* **Extrait fourni**:
---
1 juin 2022
Cour de cassation
Pourvoi n° 21-10.330

Chambre sociale - Formation restreinte hors RNSM/NA

ECLI:FR:CCASS:2022:SO00663

Texte de la décision

SOC.

LG



COUR DE CASSATION
______________________


Audience publique du 1er juin 2022




Rejet


Mme MARIETTE, conseiller doyen
faisant fonction de président



Arrêt n° 663 F-D

Pourvoi n° N 21-10.330






R É P U B L I Q U E F R A N Ç A I S E

_________________________

AU NOM DU PEUPLE FRANÇAIS
_________________________


ARRÊT DE LA COUR DE CASSATION, CHAMBRE SOCIALE, DU 1ER JUIN 2022

Mme [L] [D], épouse [C], domiciliée [Adresse 2], a formé le pourvoi n° N 21-10.330 contre l'arrêt rendu le 18 novembre 2020 par la cour d'appel de Montpellier (2e chambre sociale), dans le litige l'opposant à la société Théolia France, société par actions simplifiée, dont le siège est Immeuble Le Régent, [Adresse 3], aux droits de laquelle vient la société EDF renouvelables France, société par actions simplifiée, dont le siège est [Adresse 1], défenderesse à la cassation.

La demanderesse invoque, à l'appui de son pourvoi, le moyen unique de cassation annexé au présent arrêt.

Le dossier a été communiqué au procureur général.
---
* **Lignes enregistrées**:
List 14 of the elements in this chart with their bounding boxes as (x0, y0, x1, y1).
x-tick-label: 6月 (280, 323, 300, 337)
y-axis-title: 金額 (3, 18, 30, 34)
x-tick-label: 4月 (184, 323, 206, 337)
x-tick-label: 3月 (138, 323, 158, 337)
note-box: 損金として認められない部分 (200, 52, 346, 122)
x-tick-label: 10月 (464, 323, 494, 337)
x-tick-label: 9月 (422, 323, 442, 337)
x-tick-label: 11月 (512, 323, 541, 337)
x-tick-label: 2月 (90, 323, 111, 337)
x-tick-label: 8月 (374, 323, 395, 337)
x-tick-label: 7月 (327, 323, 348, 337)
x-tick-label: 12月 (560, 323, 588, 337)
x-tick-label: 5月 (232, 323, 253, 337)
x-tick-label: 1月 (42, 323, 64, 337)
---
* **Consigne écrite**:
Recopiez fidèlement l'arrêt de la Cour de cassation depuis les mots « La demanderesse invoque, à » jusqu'aux mots « au procureur général. » inclus. Les lignes enregistrées ne sont d'aucune utilité pour ce travail.

* **Réponse attendue**:
La demanderesse invoque, à l'appui de son pourvoi, le moyen unique de cassation annexé au présent arrêt.

Le dossier a été communiqué au procureur général.